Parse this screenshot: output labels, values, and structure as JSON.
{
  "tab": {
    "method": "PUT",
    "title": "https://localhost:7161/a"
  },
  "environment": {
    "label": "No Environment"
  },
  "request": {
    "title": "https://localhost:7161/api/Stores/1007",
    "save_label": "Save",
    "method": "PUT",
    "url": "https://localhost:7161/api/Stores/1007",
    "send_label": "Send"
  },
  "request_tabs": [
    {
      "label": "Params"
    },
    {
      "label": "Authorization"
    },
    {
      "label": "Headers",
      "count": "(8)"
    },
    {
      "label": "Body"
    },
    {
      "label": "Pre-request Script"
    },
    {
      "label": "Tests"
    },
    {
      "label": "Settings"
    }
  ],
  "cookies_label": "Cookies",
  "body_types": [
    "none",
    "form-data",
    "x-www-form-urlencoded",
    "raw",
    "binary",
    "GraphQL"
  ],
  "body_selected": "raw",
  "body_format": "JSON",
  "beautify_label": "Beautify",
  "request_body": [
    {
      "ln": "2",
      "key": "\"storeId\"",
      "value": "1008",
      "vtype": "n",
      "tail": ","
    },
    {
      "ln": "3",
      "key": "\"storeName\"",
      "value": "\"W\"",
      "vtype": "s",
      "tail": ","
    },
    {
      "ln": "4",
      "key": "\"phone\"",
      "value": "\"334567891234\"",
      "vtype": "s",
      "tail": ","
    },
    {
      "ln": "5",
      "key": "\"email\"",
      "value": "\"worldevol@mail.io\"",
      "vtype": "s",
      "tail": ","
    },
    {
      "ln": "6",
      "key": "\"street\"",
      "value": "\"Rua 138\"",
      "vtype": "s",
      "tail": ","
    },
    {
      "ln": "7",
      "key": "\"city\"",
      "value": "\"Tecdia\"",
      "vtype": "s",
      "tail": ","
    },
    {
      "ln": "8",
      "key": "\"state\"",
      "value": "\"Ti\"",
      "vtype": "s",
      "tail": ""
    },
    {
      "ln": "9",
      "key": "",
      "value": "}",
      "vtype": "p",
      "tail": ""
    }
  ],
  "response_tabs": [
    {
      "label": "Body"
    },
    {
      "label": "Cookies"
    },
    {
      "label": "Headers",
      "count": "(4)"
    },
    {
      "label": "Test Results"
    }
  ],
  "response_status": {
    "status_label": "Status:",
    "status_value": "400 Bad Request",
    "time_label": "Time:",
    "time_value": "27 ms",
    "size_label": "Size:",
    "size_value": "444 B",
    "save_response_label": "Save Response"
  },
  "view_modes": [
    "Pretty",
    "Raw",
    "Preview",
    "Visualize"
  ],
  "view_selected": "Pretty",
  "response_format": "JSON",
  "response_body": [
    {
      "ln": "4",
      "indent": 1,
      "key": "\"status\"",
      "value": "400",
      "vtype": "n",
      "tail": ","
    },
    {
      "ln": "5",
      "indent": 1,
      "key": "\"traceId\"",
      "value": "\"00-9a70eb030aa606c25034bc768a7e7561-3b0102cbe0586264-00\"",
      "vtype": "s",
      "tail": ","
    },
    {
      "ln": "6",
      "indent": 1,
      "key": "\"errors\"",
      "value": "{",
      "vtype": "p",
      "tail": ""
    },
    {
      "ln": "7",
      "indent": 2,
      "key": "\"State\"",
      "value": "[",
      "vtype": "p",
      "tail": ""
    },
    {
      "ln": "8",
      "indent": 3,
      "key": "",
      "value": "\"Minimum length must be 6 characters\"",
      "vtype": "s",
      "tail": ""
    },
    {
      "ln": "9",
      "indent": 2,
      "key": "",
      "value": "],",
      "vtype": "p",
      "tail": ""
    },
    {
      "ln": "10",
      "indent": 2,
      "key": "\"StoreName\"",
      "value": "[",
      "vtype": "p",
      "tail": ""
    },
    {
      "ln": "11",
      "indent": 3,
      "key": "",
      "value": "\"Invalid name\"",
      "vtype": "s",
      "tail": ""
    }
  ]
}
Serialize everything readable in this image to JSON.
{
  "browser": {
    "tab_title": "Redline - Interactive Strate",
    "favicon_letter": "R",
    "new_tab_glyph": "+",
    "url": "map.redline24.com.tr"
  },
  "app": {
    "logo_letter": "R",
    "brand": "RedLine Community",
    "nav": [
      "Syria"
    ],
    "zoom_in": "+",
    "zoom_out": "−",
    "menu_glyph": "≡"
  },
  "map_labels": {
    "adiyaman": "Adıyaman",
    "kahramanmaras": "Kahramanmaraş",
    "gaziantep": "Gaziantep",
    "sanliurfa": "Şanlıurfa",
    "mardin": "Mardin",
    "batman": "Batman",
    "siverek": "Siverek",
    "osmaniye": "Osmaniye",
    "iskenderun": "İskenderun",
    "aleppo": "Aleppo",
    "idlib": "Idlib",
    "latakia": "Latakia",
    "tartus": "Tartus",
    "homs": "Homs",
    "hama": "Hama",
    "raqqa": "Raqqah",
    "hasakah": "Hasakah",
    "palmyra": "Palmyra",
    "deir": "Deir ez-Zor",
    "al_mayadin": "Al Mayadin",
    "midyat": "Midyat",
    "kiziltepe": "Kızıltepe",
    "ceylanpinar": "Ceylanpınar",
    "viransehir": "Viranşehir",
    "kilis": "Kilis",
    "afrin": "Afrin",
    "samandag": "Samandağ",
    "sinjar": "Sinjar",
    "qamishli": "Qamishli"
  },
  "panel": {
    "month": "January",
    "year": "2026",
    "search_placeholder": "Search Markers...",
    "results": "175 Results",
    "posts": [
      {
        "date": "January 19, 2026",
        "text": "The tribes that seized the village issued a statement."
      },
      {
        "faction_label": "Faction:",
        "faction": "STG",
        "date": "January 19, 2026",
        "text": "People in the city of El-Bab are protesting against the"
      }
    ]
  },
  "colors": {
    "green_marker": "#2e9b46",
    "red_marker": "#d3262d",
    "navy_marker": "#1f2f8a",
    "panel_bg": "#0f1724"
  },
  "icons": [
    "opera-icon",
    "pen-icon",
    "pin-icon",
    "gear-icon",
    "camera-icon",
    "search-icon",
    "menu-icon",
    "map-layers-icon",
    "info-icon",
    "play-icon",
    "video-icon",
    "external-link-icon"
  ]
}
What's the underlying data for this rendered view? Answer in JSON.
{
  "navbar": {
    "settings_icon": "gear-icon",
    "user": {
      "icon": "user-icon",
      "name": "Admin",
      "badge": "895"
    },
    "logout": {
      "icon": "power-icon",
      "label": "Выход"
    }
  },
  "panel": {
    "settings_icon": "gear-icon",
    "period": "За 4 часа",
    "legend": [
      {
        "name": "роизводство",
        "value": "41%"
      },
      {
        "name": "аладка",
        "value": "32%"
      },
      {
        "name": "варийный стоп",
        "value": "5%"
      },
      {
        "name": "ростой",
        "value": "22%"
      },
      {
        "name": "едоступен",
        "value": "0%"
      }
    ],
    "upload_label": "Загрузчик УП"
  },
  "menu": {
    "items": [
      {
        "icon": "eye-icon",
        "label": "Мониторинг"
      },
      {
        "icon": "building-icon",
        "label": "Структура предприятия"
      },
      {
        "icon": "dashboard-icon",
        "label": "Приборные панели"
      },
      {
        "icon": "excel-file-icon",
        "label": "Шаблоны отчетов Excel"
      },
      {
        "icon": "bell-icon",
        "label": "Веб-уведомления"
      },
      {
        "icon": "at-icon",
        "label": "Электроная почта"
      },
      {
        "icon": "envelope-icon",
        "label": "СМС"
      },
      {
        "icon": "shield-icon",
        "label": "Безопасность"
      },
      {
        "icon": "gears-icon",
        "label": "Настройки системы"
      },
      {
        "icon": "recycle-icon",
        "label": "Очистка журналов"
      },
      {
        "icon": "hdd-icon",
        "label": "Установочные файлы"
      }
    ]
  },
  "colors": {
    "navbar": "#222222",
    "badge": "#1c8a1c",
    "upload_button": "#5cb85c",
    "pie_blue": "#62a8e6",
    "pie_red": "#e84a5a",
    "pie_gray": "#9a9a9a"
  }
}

### PROMPT
Look through the entries and return every line where "JSON" appears.

### EXPECTED OUTPUT
Parse this screenshot: output labels, values, and structure as JSON.
  "body_format": "JSON",
  "response_format": "JSON",
Serialize everything readable in this image to JSON.
What's the underlying data for this rendered view? Answer in JSON.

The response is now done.